'''

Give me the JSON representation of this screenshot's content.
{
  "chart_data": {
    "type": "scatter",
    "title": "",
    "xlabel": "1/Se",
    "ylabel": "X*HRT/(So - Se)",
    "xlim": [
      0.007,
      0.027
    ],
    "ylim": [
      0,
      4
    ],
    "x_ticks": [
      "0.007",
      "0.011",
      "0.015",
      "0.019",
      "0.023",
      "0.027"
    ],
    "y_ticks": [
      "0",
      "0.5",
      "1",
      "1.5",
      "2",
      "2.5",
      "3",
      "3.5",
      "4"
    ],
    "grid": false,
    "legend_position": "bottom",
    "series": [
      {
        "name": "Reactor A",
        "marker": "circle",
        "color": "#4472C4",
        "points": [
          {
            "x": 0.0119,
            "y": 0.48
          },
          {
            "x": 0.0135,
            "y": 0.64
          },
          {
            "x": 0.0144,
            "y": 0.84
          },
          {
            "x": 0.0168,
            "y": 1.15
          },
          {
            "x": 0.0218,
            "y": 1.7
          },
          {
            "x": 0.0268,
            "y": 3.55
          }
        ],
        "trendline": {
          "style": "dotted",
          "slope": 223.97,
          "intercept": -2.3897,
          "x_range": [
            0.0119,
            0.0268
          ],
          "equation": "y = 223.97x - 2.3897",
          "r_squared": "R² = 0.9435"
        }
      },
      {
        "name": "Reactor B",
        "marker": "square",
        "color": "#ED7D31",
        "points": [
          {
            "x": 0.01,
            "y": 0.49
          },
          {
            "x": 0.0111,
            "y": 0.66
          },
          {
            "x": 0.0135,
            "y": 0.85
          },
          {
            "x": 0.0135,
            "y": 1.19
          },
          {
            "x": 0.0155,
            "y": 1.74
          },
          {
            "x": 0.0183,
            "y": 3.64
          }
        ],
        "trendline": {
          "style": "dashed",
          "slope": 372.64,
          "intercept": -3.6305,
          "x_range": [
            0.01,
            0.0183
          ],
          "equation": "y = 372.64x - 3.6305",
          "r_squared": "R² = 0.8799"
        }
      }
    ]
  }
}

'''

* WRITTEN PROBLEM *
Give back each line above precisely as it stands.

* RESULT OF THIS TASK *
Give me the JSON representation of this screenshot's content.
{
  "chart_data": {
    "type": "scatter",
    "title": "",
    "xlabel": "1/Se",
    "ylabel": "X*HRT/(So - Se)",
    "xlim": [
      0.007,
      0.027
    ],
    "ylim": [
      0,
      4
    ],
    "x_ticks": [
      "0.007",
      "0.011",
      "0.015",
      "0.019",
      "0.023",
      "0.027"
    ],
    "y_ticks": [
      "0",
      "0.5",
      "1",
      "1.5",
      "2",
      "2.5",
      "3",
      "3.5",
      "4"
    ],
    "grid": false,
    "legend_position": "bottom",
    "series": [
      {
        "name": "Reactor A",
        "marker": "circle",
        "color": "#4472C4",
        "points": [
          {
            "x": 0.0119,
            "y": 0.48
          },
          {
            "x": 0.0135,
            "y": 0.64
          },
          {
            "x": 0.0144,
            "y": 0.84
          },
          {
            "x": 0.0168,
            "y": 1.15
          },
          {
            "x": 0.0218,
            "y": 1.7
          },
          {
            "x": 0.0268,
            "y": 3.55
          }
        ],
        "trendline": {
          "style": "dotted",
          "slope": 223.97,
          "intercept": -2.3897,
          "x_range": [
            0.0119,
            0.0268
          ],
          "equation": "y = 223.97x - 2.3897",
          "r_squared": "R² = 0.9435"
        }
      },
      {
        "name": "Reactor B",
        "marker": "square",
        "color": "#ED7D31",
        "points": [
          {
            "x": 0.01,
            "y": 0.49
          },
          {
            "x": 0.0111,
            "y": 0.66
          },
          {
            "x": 0.0135,
            "y": 0.85
          },
          {
            "x": 0.0135,
            "y": 1.19
          },
          {
            "x": 0.0155,
            "y": 1.74
          },
          {
            "x": 0.0183,
            "y": 3.64
          }
        ],
        "trendline": {
          "style": "dashed",
          "slope": 372.64,
          "intercept": -3.6305,
          "x_range": [
            0.01,
            0.0183
          ],
          "equation": "y = 372.64x - 3.6305",
          "r_squared": "R² = 0.8799"
        }
      }
    ]
  }
}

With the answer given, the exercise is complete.